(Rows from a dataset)
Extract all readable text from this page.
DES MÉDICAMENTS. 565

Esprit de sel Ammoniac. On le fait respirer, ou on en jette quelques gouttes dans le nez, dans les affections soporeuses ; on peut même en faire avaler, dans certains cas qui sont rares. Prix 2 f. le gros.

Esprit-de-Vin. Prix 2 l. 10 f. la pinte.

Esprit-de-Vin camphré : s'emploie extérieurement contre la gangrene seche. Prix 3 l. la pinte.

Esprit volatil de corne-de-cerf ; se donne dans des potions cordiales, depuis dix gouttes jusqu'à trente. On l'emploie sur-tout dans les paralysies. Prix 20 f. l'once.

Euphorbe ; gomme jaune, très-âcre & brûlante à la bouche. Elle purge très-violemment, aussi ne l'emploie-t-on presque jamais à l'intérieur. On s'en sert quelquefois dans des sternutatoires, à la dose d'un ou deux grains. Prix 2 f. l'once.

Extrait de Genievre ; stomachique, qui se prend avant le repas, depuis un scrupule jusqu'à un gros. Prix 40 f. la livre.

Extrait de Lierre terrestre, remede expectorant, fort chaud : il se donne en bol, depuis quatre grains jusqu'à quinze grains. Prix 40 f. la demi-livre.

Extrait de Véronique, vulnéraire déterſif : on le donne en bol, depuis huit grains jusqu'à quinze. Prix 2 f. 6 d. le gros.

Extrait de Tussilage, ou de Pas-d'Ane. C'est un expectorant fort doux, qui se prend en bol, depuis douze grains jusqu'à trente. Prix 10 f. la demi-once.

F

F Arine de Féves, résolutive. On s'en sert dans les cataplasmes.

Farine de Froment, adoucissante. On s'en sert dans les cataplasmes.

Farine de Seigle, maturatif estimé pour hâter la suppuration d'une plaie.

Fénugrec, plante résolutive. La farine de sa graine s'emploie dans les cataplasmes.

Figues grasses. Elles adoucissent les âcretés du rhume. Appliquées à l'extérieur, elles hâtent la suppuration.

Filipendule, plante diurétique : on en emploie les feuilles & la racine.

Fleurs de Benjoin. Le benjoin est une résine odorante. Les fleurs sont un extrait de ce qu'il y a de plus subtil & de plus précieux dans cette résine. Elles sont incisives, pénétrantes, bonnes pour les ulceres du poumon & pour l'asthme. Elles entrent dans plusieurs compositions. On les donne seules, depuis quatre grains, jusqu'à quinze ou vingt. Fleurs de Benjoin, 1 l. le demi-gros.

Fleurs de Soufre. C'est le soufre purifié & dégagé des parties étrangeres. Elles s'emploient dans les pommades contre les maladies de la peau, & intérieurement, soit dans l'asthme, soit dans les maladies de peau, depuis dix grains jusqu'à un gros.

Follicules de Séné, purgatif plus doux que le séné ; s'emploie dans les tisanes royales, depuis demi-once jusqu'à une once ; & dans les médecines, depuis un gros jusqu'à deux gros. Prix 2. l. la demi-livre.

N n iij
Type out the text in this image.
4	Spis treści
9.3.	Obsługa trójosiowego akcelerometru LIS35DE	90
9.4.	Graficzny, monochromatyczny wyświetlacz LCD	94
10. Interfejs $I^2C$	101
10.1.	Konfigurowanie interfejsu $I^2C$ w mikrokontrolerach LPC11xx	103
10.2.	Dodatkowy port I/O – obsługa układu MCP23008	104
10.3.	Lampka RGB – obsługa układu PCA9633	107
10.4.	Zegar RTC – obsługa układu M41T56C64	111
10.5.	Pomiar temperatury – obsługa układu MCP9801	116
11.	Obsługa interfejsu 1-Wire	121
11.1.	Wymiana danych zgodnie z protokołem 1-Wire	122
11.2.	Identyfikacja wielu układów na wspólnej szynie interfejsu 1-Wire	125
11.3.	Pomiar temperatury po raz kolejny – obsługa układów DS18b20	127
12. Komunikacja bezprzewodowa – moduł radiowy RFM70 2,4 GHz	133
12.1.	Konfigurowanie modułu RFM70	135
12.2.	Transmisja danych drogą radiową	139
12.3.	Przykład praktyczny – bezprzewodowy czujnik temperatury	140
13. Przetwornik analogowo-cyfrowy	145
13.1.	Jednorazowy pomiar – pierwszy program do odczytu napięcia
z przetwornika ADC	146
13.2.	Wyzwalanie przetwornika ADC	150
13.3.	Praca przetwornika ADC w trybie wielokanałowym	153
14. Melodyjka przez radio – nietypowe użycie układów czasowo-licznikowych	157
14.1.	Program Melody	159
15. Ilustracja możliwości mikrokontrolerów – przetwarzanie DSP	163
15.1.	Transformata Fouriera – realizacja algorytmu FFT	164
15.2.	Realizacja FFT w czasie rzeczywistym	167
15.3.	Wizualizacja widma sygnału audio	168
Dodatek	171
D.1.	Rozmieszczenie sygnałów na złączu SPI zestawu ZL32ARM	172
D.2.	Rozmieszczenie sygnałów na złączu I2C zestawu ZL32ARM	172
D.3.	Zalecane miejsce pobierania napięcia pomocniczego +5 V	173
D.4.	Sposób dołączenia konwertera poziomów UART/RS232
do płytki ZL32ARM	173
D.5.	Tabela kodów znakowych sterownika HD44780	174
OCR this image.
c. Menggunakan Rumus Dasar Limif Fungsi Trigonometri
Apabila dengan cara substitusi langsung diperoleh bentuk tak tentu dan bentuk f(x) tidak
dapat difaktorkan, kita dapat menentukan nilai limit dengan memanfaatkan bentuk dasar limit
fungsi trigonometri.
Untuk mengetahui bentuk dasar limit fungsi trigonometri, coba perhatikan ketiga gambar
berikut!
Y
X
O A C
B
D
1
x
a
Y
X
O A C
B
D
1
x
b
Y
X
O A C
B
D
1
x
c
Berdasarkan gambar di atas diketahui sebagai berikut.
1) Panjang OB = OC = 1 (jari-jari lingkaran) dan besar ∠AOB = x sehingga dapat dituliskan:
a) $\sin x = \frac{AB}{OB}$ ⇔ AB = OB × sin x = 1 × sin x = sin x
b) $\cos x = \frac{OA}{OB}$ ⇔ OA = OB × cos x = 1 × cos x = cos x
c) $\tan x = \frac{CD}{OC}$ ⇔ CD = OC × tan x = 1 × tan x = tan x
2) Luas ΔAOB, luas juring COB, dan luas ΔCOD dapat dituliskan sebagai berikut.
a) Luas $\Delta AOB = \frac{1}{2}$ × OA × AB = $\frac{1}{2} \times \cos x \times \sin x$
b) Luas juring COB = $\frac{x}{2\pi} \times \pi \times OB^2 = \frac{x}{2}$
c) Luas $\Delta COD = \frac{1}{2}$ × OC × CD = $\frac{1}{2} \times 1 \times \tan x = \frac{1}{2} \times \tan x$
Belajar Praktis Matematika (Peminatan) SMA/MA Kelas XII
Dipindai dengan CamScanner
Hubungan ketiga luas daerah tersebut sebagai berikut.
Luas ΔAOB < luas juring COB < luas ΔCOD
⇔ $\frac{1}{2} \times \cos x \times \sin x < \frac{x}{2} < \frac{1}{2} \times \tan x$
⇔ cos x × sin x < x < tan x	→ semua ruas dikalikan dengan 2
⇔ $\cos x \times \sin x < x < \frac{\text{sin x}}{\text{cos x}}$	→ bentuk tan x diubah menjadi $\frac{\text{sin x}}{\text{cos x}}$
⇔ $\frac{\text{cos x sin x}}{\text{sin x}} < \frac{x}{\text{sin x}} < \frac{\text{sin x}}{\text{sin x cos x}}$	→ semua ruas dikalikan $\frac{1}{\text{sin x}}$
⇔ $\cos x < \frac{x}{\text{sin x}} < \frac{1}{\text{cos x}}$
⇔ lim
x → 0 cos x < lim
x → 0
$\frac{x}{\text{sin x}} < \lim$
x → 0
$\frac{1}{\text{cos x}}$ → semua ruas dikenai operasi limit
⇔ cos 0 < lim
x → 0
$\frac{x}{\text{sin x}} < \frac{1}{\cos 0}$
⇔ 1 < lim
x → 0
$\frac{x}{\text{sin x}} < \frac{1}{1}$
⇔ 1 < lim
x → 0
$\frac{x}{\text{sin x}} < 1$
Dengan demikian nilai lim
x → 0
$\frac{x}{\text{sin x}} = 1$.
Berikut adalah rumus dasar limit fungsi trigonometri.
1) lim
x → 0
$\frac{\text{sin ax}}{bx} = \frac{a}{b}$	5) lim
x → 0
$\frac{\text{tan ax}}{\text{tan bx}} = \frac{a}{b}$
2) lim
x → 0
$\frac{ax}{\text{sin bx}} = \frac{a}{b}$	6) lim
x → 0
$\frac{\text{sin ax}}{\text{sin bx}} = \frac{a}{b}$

WRITTEN REQUEST
Among the entries above, how many lines include the word "pour"? Give the number with no comment.

SOLUTION TO THIS TASK
2